GOAL: All of the data below must be repeated exactly.

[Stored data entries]

━━━━━━━━━━

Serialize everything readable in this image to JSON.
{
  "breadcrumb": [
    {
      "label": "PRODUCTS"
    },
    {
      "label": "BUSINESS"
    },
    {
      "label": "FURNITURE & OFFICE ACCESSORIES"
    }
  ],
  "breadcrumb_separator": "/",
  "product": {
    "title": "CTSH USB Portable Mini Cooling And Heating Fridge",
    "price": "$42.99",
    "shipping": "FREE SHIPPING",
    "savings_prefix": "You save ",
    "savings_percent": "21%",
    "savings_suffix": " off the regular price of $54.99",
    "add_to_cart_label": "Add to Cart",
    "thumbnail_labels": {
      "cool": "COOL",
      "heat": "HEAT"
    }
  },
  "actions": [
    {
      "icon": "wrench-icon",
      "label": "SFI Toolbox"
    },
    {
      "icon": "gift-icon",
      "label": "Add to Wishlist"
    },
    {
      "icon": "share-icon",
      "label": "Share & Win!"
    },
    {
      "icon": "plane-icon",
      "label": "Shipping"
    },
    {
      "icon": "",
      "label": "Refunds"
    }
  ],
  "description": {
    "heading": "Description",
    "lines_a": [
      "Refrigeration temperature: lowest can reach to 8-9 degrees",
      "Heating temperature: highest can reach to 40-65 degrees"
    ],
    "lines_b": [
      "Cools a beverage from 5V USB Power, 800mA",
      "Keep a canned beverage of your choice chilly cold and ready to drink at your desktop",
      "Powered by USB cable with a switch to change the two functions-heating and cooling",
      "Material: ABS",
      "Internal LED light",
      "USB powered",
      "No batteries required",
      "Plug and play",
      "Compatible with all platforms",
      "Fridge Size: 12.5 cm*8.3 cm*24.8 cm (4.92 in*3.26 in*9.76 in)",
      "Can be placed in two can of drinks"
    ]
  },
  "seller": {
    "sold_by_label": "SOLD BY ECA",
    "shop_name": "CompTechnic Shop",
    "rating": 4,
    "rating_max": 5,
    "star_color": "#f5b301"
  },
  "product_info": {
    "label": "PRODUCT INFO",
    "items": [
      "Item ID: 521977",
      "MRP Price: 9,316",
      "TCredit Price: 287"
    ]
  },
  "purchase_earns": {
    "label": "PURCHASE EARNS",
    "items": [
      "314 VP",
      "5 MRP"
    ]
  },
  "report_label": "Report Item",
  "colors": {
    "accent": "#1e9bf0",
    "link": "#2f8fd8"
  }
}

━━━━━━━━━━

FULL ANSWER:
Serialize everything readable in this image to JSON.
{
  "breadcrumb": [
    {
      "label": "PRODUCTS"
    },
    {
      "label": "BUSINESS"
    },
    {
      "label": "FURNITURE & OFFICE ACCESSORIES"
    }
  ],
  "breadcrumb_separator": "/",
  "product": {
    "title": "CTSH USB Portable Mini Cooling And Heating Fridge",
    "price": "$42.99",
    "shipping": "FREE SHIPPING",
    "savings_prefix": "You save ",
    "savings_percent": "21%",
    "savings_suffix": " off the regular price of $54.99",
    "add_to_cart_label": "Add to Cart",
    "thumbnail_labels": {
      "cool": "COOL",
      "heat": "HEAT"
    }
  },
  "actions": [
    {
      "icon": "wrench-icon",
      "label": "SFI Toolbox"
    },
    {
      "icon": "gift-icon",
      "label": "Add to Wishlist"
    },
    {
      "icon": "share-icon",
      "label": "Share & Win!"
    },
    {
      "icon": "plane-icon",
      "label": "Shipping"
    },
    {
      "icon": "",
      "label": "Refunds"
    }
  ],
  "description": {
    "heading": "Description",
    "lines_a": [
      "Refrigeration temperature: lowest can reach to 8-9 degrees",
      "Heating temperature: highest can reach to 40-65 degrees"
    ],
    "lines_b": [
      "Cools a beverage from 5V USB Power, 800mA",
      "Keep a canned beverage of your choice chilly cold and ready to drink at your desktop",
      "Powered by USB cable with a switch to change the two functions-heating and cooling",
      "Material: ABS",
      "Internal LED light",
      "USB powered",
      "No batteries required",
      "Plug and play",
      "Compatible with all platforms",
      "Fridge Size: 12.5 cm*8.3 cm*24.8 cm (4.92 in*3.26 in*9.76 in)",
      "Can be placed in two can of drinks"
    ]
  },
  "seller": {
    "sold_by_label": "SOLD BY ECA",
    "shop_name": "CompTechnic Shop",
    "rating": 4,
    "rating_max": 5,
    "star_color": "#f5b301"
  },
  "product_info": {
    "label": "PRODUCT INFO",
    "items": [
      "Item ID: 521977",
      "MRP Price: 9,316",
      "TCredit Price: 287"
    ]
  },
  "purchase_earns": {
    "label": "PURCHASE EARNS",
    "items": [
      "314 VP",
      "5 MRP"
    ]
  },
  "report_label": "Report Item",
  "colors": {
    "accent": "#1e9bf0",
    "link": "#2f8fd8"
  }
}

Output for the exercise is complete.